- _Goal_
Report each line of the data that includes the word "értelmében".

- _Data lines_
— start —
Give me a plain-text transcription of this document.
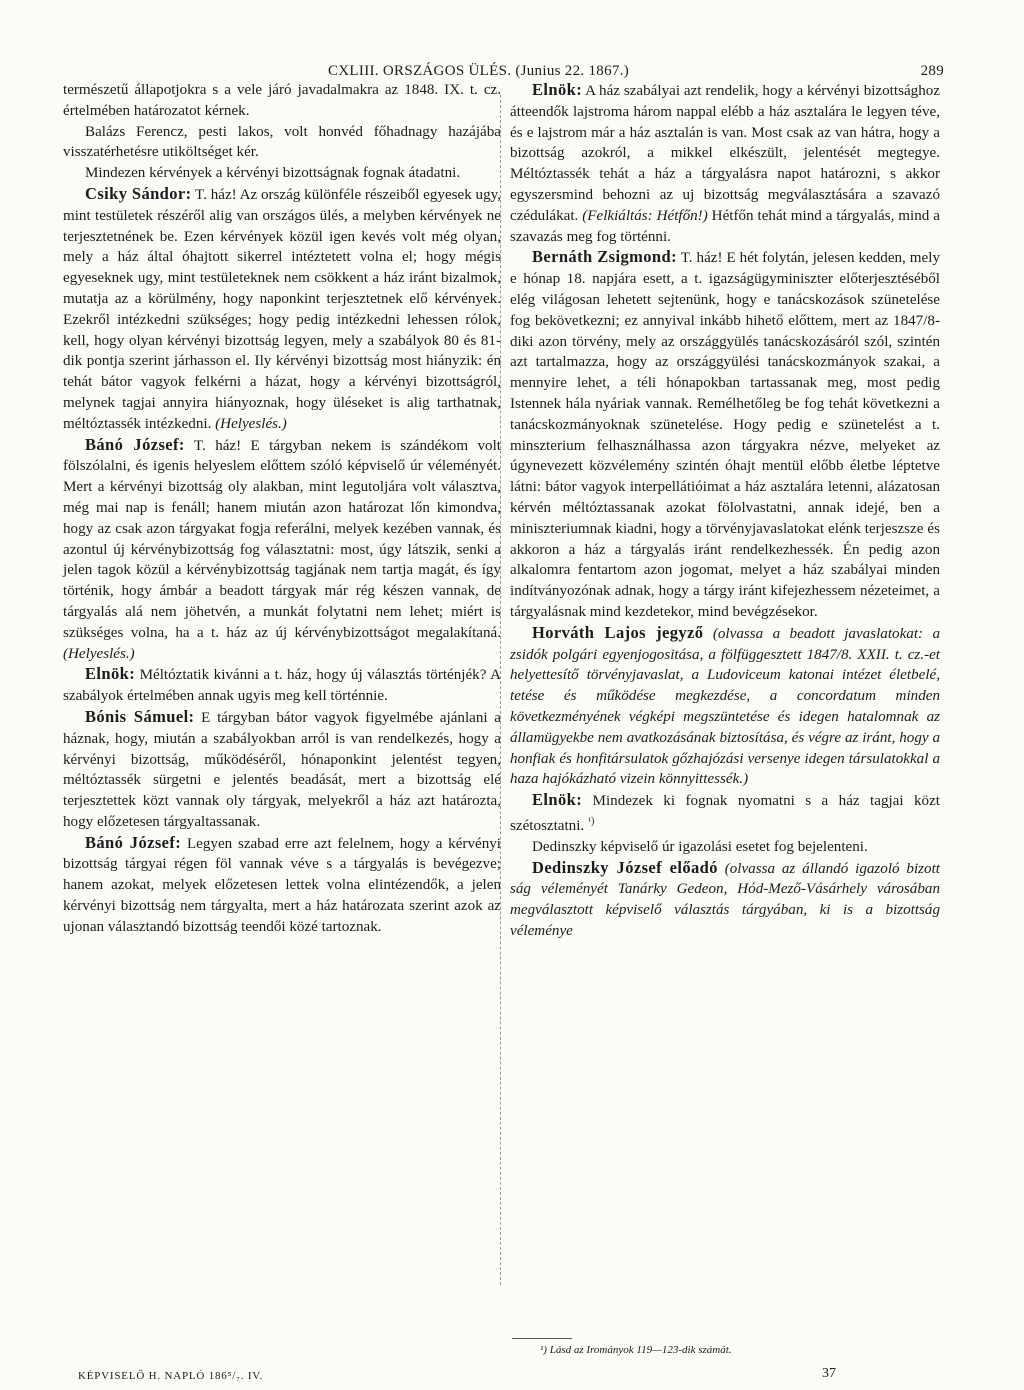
CXLIII. ORSZÁGOS ÜLÉS. (Junius 22. 1867.)	289

természetű állapotjokra s a vele járó javadalmakra az 1848. IX. t. cz. értelmében határozatot kérnek.

Balázs Ferencz, pesti lakos, volt honvéd főhadnagy hazájába visszatérhetésre utiköltséget kér.

Mindezen kérvények a kérvényi bizottságnak fognak átadatni.

Csiky Sándor: T. ház! Az ország különféle részeiből egyesek ugy, mint testületek részéről alig van országos ülés, a melyben kérvények ne terjesztetnének be. Ezen kérvények közül igen kevés volt még olyan, mely a ház által óhajtott sikerrel intéztetett volna el; hogy mégis egyeseknek ugy, mint testületeknek nem csökkent a ház iránt bizalmok, mutatja az a körülmény, hogy naponkint terjesztetnek elő kérvények. Ezekről intézkedni szükséges; hogy pedig intézkedni lehessen rólok, kell, hogy olyan kérvényi bizottság legyen, mely a szabályok 80 és 81-dik pontja szerint járhasson el. Ily kérvényi bizottság most hiányzik: én tehát bátor vagyok felkérni a házat, hogy a kérvényi bizottságról, melynek tagjai annyira hiányoznak, hogy üléseket is alig tarthatnak, méltóztassék intézkedni. (Helyeslés.)

Bánó József: T. ház! E tárgyban nekem is szándékom volt fölszólalni, és igenis helyeslem előttem szóló képviselő úr véleményét. Mert a kérvényi bizottság oly alakban, mint legutoljára volt választva, még mai nap is fenáll; hanem miután azon határozat lőn kimondva, hogy az csak azon tárgyakat fogja referálni, melyek kezében vannak, és azontul új kérvénybizottság fog választatni: most, úgy látszik, senki a jelen tagok közül a kérvénybizottság tagjának nem tartja magát, és így történik, hogy ámbár a beadott tárgyak már rég készen vannak, de tárgyalás alá nem jöhetvén, a munkát folytatni nem lehet; miért is szükséges volna, ha a t. ház az új kérvénybizottságot megalakítaná. (Helyeslés.)

Elnök: Méltóztatik kivánni a t. ház, hogy új választás történjék? A szabályok értelmében annak ugyis meg kell történnie.

Bónis Sámuel: E tárgyban bátor vagyok figyelmébe ajánlani a háznak, hogy, miután a szabályokban arról is van rendelkezés, hogy a kérvényi bizottság, működéséről, hónaponkint jelentést tegyen, méltóztassék sürgetni e jelentés beadását, mert a bizottság elé terjesztettek közt vannak oly tárgyak, melyekről a ház azt határozta, hogy előzetesen tárgyaltassanak.

Bánó József: Legyen szabad erre azt felelnem, hogy a kérvényi bizottság tárgyai régen föl vannak véve s a tárgyalás is bevégezve; hanem azokat, melyek előzetesen lettek volna elintézendők, a jelen kérvényi bizottság nem tárgyalta, mert a ház határozata szerint azok az ujonan választandó bizottság teendői közé tartoznak.

Elnök: A ház szabályai azt rendelik, hogy a kérvényi bizottsághoz átteendők lajstroma három nappal elébb a ház asztalára le legyen téve, és e lajstrom már a ház asztalán is van. Most csak az van hátra, hogy a bizottság azokról, a mikkel elkészült, jelentését megtegye. Méltóztassék tehát a ház a tárgyalásra napot határozni, s akkor egyszersmind behozni az uj bizottság megválasztására a szavazó czédulákat. (Felkiáltás: Hétfőn!) Hétfőn tehát mind a tárgyalás, mind a szavazás meg fog történni.

Bernáth Zsigmond: T. ház! E hét folytán, jelesen kedden, mely e hónap 18. napjára esett, a t. igazságügyminiszter előterjesztéséből elég világosan lehetett sejtenünk, hogy e tanácskozások szünetelése fog bekövetkezni; ez annyival inkább hihető előttem, mert az 1847/8-diki azon törvény, mely az országgyülés tanácskozásáról szól, szintén azt tartalmazza, hogy az országgyülési tanácskozmányok szakai, a mennyire lehet, a téli hónapokban tartassanak meg, most pedig Istennek hála nyáriak vannak. Remélhetőleg be fog tehát következni a tanácskozmányoknak szünetelése. Hogy pedig e szünetelést a t. minszterium felhasználhassa azon tárgyakra nézve, melyeket az úgynevezett közvélemény szintén óhajt mentül előbb életbe léptetve látni: bátor vagyok interpellátióimat a ház asztalára letenni, alázatosan kérvén méltóztassanak azokat fölolvastatni, annak idejé, ben a miniszteriumnak kiadni, hogy a törvényjavaslatokat elénk terjeszsze és akkoron a ház a tárgyalás iránt rendelkezhessék. Én pedig azon alkalomra fentartom azon jogomat, melyet a ház szabályai minden indítványozónak adnak, hogy a tárgy iránt kifejezhessem nézeteimet, a tárgyalásnak mind kezdetekor, mind bevégzésekor.

Horváth Lajos jegyző (olvassa a beadott javaslatokat: a zsidók polgári egyenjogositása, a fölfüggesztett 1847/8. XXII. t. cz.-et helyettesítő törvényjavaslat, a Ludoviceum katonai intézet életbelé, tetése és működése megkezdése, a concordatum minden következményének végképi megszüntetése és idegen hatalomnak az államügyekbe nem avatkozásának biztosítása, és végre az iránt, hogy a honfiak és honfitársulatok gőzhajózási versenye idegen társulatokkal a haza hajókázható vizein könnyittessék.)

Elnök: Mindezek ki fognak nyomatni s a ház tagjai közt szétosztatni. $^{^1)}$

Dedinszky képviselő úr igazolási esetet fog bejelenteni.

Dedinszky József előadó (olvassa az állandó igazoló bizott ság véleményét Tanárky Gedeon, Hód-Mező-Vásárhely városában megválasztott képviselő választás tárgyában, ki is a bizottság véleménye

¹) Lásd az Irományok 119—123-dik számát.
KÉPVISELŐ H. NAPLÓ 186⁵/₇. IV.	37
— end —
- _Problem solution_
természetű állapotjokra s a vele járó javadalmakra az 1848. IX. t. cz. értelmében határozatot kérnek.
Elnök: Méltóztatik kivánni a t. ház, hogy új választás történjék? A szabályok értelmében annak ugyis meg kell történnie.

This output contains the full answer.